**Problem details**. Look through the listing for the word "equaliter". Copy each line that has it.

**Data records**.
·····
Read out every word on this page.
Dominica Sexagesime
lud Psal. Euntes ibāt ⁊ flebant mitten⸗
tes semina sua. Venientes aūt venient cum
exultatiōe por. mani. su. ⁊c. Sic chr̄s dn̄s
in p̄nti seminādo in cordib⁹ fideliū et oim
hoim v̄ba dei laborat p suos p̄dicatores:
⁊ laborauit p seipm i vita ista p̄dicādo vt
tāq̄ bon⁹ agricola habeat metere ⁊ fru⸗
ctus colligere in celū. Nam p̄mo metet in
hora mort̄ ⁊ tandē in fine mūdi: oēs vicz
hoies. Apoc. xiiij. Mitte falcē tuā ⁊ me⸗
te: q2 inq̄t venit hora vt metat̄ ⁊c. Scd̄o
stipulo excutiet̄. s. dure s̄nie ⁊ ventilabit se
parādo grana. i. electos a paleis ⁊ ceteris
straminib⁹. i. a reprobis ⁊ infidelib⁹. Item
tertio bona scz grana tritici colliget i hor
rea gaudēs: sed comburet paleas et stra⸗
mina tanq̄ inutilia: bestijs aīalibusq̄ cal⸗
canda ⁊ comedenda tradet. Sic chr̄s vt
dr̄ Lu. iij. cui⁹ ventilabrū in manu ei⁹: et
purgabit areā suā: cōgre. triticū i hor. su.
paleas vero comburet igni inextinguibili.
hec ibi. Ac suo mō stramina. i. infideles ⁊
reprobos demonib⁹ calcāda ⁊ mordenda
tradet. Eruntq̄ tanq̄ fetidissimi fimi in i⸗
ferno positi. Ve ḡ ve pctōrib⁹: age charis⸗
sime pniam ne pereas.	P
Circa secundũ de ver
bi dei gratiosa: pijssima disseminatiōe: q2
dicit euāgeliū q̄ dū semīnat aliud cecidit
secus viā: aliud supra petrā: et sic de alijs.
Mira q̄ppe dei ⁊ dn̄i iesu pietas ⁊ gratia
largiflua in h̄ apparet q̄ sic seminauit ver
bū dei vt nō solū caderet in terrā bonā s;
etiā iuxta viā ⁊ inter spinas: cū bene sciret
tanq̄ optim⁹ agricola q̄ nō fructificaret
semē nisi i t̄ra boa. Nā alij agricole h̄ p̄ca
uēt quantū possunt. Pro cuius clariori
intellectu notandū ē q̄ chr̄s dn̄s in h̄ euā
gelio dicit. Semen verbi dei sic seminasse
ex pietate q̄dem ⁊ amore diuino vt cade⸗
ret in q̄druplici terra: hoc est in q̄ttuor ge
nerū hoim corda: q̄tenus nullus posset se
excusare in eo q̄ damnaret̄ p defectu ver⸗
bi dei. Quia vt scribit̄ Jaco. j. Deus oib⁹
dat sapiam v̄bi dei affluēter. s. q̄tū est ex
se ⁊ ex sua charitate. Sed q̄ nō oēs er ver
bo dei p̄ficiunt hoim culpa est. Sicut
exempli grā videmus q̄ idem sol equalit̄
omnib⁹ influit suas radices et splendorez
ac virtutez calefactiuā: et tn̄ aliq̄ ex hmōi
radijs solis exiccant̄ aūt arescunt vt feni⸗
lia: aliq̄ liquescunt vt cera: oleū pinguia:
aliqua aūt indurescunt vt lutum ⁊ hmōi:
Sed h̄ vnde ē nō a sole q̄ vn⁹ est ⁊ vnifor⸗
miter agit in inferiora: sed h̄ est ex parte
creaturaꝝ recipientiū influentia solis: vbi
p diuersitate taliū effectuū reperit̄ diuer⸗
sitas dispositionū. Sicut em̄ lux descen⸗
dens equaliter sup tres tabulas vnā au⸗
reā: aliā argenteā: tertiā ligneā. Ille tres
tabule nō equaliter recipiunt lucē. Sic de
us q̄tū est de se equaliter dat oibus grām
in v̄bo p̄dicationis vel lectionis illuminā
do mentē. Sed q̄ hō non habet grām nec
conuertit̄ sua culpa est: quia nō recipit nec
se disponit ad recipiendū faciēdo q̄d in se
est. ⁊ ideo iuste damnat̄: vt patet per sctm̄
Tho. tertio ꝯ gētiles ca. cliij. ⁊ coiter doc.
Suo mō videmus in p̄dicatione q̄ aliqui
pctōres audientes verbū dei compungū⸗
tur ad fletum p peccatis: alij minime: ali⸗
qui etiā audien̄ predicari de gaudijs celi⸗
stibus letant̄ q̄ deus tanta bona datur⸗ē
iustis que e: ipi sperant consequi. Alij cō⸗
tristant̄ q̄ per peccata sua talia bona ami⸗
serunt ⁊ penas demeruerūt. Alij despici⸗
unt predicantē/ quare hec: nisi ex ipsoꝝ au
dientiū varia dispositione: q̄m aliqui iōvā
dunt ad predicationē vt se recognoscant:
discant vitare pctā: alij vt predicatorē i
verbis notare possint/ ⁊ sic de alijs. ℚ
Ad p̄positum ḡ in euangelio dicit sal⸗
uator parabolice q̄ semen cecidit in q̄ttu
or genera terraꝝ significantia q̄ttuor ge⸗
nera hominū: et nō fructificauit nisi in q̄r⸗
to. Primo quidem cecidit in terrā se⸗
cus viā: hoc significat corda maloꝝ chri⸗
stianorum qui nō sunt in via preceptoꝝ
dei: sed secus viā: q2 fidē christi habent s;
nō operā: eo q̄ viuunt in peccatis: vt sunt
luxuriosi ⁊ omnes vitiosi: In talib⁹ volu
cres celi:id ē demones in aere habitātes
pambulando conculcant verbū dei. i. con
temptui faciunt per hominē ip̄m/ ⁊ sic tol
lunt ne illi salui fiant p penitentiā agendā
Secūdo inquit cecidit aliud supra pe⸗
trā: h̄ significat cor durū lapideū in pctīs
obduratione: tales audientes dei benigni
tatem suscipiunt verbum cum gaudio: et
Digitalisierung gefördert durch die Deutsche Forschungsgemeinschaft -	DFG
·····
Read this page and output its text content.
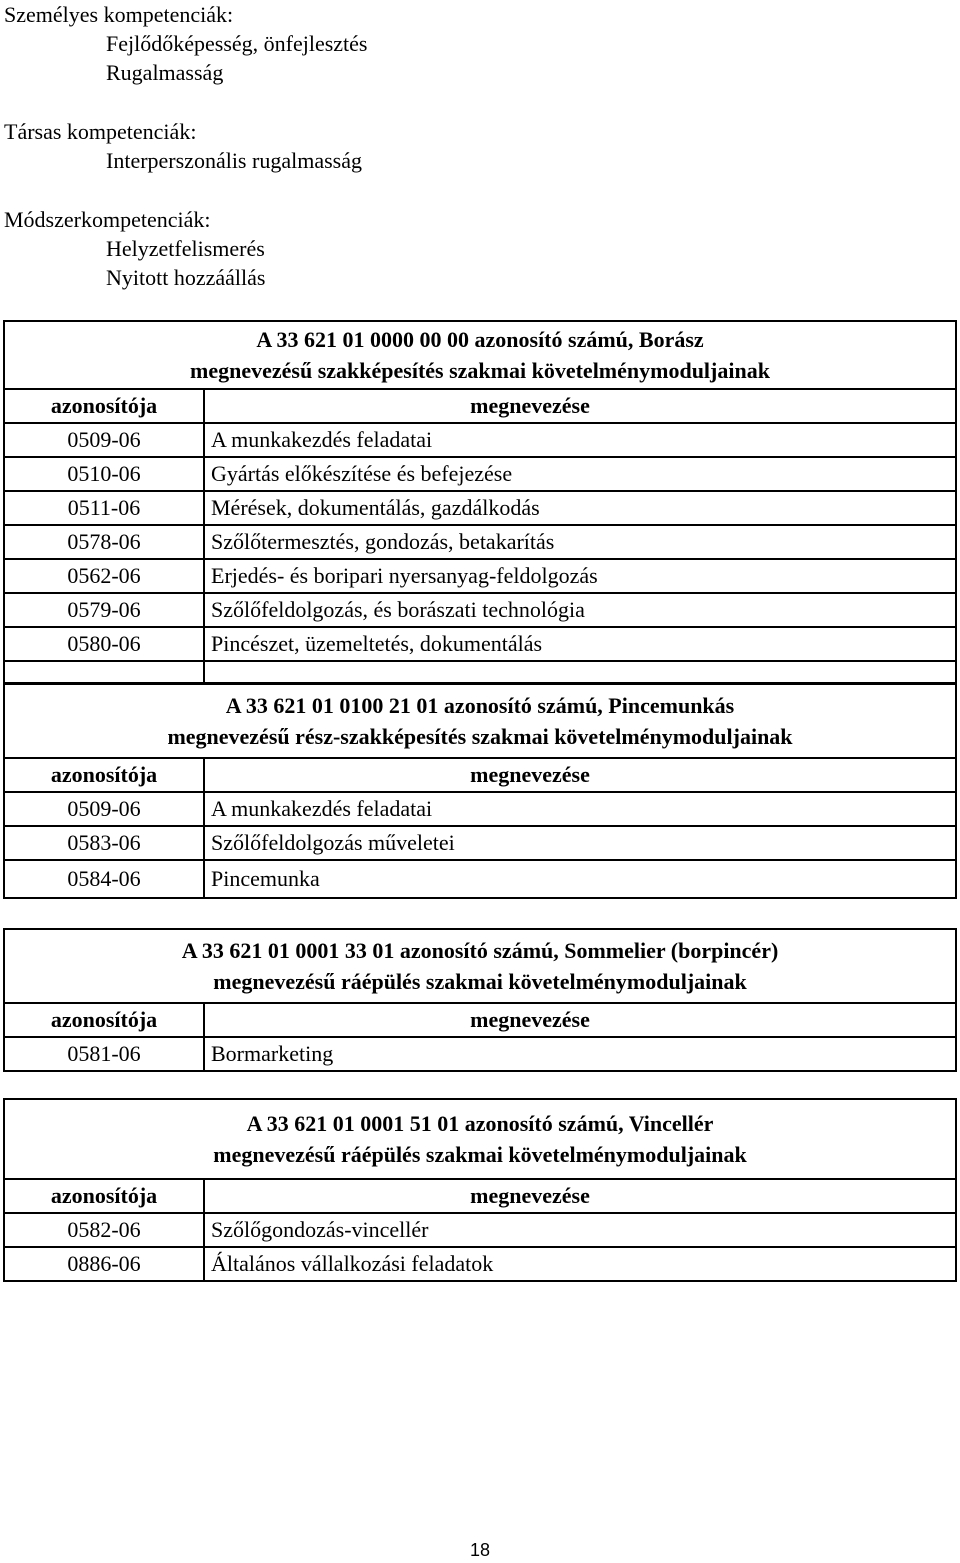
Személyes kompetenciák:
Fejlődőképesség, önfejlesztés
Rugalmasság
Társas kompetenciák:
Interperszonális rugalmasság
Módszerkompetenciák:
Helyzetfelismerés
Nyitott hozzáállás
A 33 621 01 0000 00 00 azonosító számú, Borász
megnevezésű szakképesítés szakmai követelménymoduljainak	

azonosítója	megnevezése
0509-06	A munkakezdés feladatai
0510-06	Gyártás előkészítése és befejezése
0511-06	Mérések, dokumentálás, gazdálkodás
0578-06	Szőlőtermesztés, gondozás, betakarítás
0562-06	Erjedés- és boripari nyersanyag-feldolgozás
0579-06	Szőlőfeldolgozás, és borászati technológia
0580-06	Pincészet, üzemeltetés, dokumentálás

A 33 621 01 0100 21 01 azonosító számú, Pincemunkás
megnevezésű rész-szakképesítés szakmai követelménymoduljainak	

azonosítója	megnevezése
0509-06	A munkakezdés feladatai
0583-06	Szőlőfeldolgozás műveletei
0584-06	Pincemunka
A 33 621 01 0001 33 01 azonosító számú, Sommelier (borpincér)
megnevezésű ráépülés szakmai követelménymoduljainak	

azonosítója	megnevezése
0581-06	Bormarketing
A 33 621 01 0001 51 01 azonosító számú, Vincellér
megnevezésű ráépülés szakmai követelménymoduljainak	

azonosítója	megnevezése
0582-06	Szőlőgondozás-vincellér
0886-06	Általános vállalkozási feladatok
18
·····
**Answer below**.
dens equaliter sup tres tabulas vnā au⸗
tabule nō equaliter recipiunt lucē. Sic de
us q̄tū est de se equaliter dat oibus grām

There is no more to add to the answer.